Data records.

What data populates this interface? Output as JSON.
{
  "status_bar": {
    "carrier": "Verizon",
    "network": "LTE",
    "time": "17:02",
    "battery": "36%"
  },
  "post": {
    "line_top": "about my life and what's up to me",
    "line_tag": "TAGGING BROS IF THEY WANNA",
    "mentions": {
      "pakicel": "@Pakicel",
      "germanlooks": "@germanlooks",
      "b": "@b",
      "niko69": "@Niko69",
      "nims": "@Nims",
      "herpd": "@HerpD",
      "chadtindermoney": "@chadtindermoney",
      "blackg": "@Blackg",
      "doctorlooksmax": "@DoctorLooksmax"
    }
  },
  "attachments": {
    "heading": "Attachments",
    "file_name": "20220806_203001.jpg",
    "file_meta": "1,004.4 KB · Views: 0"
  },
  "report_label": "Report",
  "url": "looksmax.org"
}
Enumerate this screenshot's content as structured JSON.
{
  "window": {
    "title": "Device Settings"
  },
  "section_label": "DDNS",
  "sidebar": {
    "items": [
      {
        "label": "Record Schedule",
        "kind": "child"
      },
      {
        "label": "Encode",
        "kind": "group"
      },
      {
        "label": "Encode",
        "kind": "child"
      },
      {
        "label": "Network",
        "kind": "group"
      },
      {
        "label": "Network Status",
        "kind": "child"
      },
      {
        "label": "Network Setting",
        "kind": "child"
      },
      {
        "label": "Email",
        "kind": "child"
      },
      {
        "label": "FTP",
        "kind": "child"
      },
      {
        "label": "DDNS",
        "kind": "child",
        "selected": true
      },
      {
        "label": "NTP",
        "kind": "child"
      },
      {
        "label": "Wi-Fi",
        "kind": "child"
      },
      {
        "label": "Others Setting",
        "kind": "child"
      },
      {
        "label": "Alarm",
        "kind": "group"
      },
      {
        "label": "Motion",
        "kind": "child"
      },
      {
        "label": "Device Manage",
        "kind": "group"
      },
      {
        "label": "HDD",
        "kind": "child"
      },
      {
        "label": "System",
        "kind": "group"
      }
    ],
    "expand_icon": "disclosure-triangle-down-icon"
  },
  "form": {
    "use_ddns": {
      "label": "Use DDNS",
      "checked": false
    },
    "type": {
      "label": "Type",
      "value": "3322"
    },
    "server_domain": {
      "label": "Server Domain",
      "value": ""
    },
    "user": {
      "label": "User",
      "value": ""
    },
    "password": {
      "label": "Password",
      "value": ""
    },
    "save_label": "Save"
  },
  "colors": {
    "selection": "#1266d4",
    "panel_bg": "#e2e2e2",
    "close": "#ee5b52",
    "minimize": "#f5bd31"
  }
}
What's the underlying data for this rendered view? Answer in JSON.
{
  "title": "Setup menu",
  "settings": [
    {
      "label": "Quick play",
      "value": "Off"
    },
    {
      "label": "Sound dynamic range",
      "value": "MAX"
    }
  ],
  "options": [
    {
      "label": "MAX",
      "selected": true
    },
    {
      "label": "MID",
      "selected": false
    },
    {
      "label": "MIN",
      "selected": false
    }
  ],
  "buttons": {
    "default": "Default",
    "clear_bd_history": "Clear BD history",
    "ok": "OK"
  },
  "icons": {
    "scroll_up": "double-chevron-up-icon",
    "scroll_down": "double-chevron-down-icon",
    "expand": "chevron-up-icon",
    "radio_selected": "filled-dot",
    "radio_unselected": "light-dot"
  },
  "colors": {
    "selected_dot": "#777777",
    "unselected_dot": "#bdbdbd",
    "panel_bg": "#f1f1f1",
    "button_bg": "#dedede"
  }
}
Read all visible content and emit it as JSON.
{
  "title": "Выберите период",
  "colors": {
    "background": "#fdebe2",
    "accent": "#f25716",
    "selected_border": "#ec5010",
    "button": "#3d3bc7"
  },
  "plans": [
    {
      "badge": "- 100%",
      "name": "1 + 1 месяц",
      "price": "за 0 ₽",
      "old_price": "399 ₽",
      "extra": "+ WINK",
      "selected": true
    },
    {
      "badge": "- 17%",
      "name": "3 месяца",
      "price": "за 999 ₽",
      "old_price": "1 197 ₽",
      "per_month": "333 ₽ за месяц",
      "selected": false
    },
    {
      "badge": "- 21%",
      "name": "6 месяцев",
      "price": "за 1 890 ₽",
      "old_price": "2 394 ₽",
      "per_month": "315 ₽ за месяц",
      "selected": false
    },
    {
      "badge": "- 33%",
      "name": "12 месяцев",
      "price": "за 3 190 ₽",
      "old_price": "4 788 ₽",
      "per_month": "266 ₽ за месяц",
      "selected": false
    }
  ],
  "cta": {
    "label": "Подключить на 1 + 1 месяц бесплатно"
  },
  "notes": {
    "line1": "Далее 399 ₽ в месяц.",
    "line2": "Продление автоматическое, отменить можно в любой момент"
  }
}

Exercise goal.
Go through the preceding material and copy each line that has the word "JSON".

Solution for this exercise.
What data populates this interface? Output as JSON.
Enumerate this screenshot's content as structured JSON.
What's the underlying data for this rendered view? Answer in JSON.
Read all visible content and emit it as JSON.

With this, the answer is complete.